## Begin Given data

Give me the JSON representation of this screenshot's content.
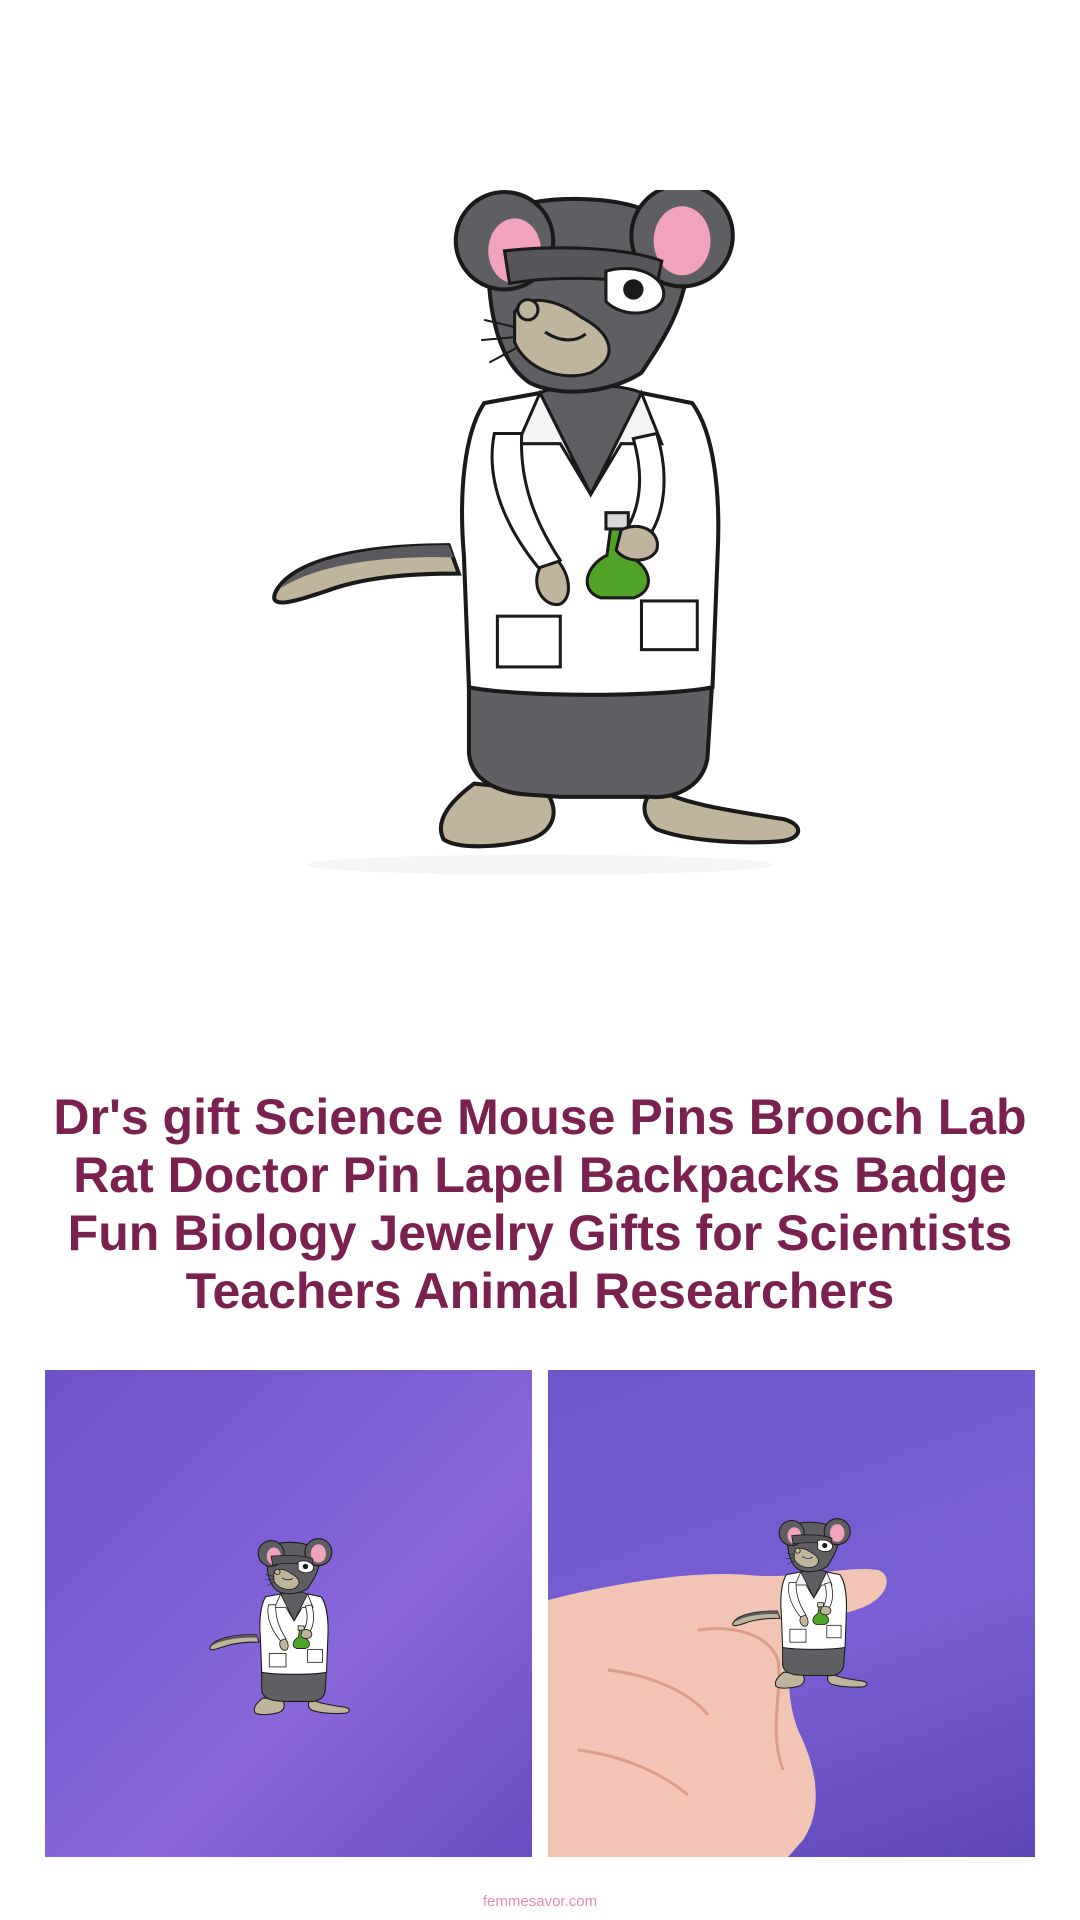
{
  "product": {
    "title": "Dr's gift Science Mouse Pins Brooch Lab Rat Doctor Pin Lapel Backpacks Badge Fun Biology Jewelry Gifts for Scientists Teachers Animal Researchers",
    "hero_image": "enamel-mouse-scientist-pin",
    "gallery": [
      {
        "image": "pin-on-purple-background"
      },
      {
        "image": "pin-held-in-hand-purple-background"
      }
    ]
  },
  "footer": {
    "site": "femmesavor.com"
  },
  "colors": {
    "title": "#7a2150",
    "footer": "#e98ab8",
    "background_purple": "#7b5cd3"
  }
}
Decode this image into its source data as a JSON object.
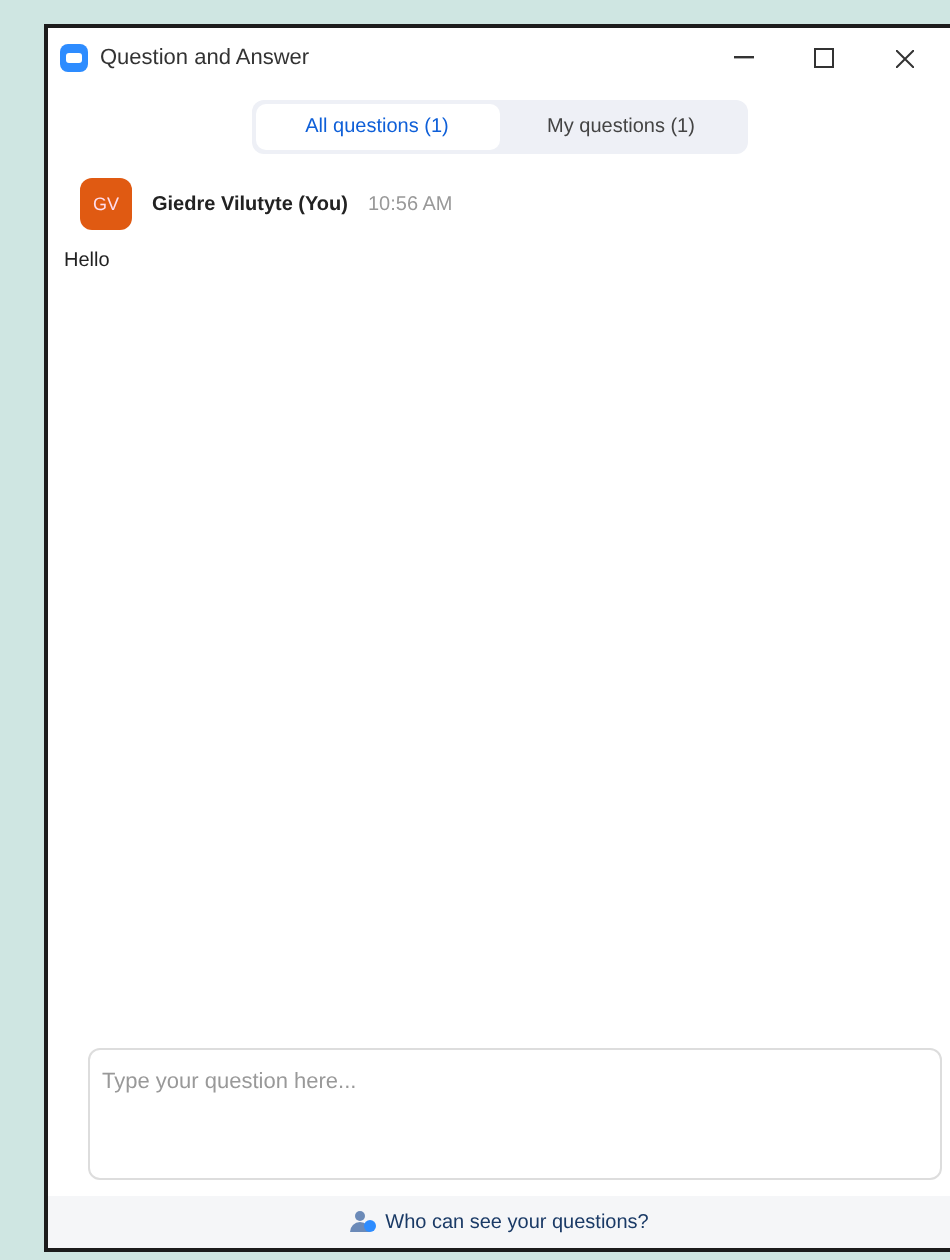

## End Given data

Exercise instructions | The records above need to be restated word for word, with the pictures left out.

Solution to the exercise |
Give me the JSON representation of this screenshot's content.
{
  "product": {
    "title": "Dr's gift Science Mouse Pins Brooch Lab Rat Doctor Pin Lapel Backpacks Badge Fun Biology Jewelry Gifts for Scientists Teachers Animal Researchers",
    "hero_image": "enamel-mouse-scientist-pin",
    "gallery": [
      {
        "image": "pin-on-purple-background"
      },
      {
        "image": "pin-held-in-hand-purple-background"
      }
    ]
  },
  "footer": {
    "site": "femmesavor.com"
  },
  "colors": {
    "title": "#7a2150",
    "footer": "#e98ab8",
    "background_purple": "#7b5cd3"
  }
}
Decode this image into its source data as a JSON object.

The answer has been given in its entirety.